= Tugas =
Perbarui bagian catatan dari awal sampai baris yang berisi "[990, 682, 1632, 716]" dengan mengganti "attendance-chip" menjadi "attendance-tag", lalu tuliskan lagi baris-baris itu tanpa mengubah yang lain.

─── Data yang Diberikan ───

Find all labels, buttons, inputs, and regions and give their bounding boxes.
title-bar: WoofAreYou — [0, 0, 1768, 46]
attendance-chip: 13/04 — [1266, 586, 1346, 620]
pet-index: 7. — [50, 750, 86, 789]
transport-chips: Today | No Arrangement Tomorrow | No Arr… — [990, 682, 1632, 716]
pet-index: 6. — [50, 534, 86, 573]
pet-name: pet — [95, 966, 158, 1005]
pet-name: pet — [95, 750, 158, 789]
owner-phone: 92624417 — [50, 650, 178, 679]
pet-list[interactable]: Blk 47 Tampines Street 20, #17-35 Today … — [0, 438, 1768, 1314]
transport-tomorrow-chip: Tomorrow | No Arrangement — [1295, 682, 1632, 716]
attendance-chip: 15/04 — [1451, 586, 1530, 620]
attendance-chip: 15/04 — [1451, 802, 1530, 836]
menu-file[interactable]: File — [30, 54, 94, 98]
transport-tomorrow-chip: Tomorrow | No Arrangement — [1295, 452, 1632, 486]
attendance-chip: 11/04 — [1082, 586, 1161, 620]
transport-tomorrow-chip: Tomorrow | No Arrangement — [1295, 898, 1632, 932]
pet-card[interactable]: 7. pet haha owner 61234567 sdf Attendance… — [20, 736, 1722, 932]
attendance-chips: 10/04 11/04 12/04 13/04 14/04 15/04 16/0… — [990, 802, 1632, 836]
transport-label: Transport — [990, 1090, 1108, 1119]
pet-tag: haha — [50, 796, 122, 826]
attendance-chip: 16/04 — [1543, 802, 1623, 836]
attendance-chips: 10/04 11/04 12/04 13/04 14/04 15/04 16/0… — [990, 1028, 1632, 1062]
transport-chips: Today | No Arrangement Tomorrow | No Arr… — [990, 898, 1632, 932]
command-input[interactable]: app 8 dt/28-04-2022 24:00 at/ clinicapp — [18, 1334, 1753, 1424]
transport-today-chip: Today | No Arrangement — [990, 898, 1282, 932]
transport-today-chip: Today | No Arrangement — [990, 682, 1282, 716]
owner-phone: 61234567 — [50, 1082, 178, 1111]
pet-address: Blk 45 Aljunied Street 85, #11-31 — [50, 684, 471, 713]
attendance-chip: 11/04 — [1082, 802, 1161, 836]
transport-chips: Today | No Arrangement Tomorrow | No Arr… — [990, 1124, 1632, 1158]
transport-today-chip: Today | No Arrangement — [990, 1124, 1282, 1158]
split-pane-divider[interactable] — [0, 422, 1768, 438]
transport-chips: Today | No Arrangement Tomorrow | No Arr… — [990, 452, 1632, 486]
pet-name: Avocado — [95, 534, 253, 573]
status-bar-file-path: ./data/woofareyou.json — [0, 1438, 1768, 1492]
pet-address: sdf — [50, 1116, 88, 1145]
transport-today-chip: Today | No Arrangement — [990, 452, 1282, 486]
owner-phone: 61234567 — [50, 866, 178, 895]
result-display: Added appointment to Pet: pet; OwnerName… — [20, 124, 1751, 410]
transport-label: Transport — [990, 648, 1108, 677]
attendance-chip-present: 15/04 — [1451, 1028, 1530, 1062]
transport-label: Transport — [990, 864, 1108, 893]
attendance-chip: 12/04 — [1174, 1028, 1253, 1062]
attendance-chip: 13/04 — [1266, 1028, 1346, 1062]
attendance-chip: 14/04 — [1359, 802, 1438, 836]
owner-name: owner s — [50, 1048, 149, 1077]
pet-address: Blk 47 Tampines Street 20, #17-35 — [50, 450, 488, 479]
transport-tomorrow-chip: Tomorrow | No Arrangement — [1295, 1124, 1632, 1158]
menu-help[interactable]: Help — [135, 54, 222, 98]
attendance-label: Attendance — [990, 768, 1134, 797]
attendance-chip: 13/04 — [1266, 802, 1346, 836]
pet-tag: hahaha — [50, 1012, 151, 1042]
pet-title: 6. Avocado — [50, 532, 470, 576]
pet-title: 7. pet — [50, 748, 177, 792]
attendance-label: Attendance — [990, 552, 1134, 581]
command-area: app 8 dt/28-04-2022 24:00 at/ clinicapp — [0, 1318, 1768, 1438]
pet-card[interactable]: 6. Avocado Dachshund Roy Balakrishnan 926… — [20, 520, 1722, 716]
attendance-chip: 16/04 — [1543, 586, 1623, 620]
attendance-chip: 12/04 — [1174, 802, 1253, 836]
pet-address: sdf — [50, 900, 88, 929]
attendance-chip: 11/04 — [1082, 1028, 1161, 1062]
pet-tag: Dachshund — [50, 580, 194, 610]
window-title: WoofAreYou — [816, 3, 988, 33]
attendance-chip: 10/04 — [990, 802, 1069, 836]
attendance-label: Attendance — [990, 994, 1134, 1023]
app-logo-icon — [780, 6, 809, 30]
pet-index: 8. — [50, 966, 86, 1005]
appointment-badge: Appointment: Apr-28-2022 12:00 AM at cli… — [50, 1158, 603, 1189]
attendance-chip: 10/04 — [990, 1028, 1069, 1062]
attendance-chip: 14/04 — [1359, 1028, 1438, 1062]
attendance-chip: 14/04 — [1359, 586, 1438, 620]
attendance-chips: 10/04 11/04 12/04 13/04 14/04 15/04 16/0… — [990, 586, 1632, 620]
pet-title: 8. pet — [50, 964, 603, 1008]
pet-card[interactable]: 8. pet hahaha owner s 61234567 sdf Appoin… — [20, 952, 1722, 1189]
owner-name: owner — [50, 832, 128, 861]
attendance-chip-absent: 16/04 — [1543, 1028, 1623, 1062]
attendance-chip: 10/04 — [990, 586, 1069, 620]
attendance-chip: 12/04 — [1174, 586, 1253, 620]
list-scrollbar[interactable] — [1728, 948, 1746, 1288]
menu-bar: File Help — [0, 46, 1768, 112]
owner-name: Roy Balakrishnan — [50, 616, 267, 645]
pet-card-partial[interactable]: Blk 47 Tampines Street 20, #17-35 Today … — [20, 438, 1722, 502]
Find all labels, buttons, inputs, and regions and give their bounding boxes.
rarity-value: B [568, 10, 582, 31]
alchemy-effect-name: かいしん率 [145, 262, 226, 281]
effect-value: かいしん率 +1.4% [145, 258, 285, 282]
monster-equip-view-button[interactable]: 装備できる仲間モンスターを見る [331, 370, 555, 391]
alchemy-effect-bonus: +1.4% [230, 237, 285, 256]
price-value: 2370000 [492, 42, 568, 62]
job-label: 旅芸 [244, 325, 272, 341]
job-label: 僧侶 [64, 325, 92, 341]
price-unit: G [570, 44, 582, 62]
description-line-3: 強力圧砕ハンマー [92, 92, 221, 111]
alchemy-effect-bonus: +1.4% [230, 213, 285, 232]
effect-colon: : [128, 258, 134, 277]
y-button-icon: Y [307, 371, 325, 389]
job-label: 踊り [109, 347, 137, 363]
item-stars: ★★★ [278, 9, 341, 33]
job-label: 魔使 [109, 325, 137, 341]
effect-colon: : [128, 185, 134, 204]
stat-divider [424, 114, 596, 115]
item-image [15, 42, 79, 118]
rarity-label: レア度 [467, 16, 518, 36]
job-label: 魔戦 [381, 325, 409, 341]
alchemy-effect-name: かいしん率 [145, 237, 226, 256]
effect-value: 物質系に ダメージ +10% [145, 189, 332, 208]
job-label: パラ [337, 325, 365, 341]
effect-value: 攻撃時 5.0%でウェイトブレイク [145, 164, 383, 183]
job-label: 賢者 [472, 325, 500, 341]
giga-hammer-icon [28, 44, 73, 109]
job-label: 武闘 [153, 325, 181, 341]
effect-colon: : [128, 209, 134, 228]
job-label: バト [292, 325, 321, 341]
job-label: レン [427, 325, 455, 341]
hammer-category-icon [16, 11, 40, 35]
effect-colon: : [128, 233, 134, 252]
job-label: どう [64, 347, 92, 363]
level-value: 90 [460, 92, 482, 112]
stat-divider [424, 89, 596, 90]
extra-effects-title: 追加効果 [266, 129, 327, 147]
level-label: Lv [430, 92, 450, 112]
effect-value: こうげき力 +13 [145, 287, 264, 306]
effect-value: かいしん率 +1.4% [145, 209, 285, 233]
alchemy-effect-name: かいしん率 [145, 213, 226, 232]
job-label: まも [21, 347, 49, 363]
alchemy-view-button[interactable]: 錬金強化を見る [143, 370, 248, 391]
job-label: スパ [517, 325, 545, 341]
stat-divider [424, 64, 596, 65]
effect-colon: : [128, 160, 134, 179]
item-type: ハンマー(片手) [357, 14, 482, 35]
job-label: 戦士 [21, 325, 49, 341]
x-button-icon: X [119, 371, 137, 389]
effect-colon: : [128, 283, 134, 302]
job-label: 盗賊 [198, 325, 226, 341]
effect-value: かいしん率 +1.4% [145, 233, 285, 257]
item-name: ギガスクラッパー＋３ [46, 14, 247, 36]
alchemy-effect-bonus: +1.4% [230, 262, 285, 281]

───

= Jawaban Latihan =
Find all labels, buttons, inputs, and regions and give their bounding boxes.
title-bar: WoofAreYou — [0, 0, 1768, 46]
attendance-tag: 13/04 — [1266, 586, 1346, 620]
pet-index: 7. — [50, 750, 86, 789]
transport-chips: Today | No Arrangement Tomorrow | No Arr… — [990, 682, 1632, 716]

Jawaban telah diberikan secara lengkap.